** BEGIN **
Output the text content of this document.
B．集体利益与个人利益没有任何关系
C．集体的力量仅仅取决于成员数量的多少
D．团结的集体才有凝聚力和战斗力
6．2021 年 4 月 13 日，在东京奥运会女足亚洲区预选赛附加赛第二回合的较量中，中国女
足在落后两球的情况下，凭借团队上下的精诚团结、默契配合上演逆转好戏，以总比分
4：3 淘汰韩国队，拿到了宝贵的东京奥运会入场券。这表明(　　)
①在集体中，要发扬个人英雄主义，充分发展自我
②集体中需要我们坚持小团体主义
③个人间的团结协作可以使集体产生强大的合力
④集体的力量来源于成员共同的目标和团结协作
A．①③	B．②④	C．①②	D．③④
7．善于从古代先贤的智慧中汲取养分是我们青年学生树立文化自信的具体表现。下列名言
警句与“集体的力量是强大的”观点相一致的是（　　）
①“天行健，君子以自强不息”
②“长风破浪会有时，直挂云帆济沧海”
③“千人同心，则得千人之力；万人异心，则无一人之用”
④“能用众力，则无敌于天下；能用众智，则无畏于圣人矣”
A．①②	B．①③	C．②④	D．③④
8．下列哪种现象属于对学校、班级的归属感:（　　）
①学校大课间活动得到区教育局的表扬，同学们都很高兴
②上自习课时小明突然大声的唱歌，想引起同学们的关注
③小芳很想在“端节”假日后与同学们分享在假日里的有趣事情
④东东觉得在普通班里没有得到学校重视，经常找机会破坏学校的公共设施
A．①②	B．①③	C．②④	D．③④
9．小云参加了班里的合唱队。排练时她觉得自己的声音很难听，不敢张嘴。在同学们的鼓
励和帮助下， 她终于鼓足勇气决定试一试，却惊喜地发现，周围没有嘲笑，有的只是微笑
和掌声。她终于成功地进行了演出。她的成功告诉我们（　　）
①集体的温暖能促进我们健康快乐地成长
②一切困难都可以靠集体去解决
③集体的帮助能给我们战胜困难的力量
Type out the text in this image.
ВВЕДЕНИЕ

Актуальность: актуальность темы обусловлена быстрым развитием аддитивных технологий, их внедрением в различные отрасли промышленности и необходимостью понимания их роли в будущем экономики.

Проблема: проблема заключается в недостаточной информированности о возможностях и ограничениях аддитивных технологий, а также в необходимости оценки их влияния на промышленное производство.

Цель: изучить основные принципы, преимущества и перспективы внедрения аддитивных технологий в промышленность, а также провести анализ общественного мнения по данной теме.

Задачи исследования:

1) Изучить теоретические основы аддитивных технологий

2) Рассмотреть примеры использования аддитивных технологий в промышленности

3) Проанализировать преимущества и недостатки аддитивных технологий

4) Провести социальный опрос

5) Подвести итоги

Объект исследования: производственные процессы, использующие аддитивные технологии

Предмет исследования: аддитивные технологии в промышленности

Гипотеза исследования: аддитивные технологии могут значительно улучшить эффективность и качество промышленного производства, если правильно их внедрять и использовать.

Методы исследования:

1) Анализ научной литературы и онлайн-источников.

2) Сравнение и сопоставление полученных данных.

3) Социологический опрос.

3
** END **
### Aim of the task
Copy out all lines that carry the word "опрос".

### Solution to this problem
4) Провести социальный опрос
3) Социологический опрос.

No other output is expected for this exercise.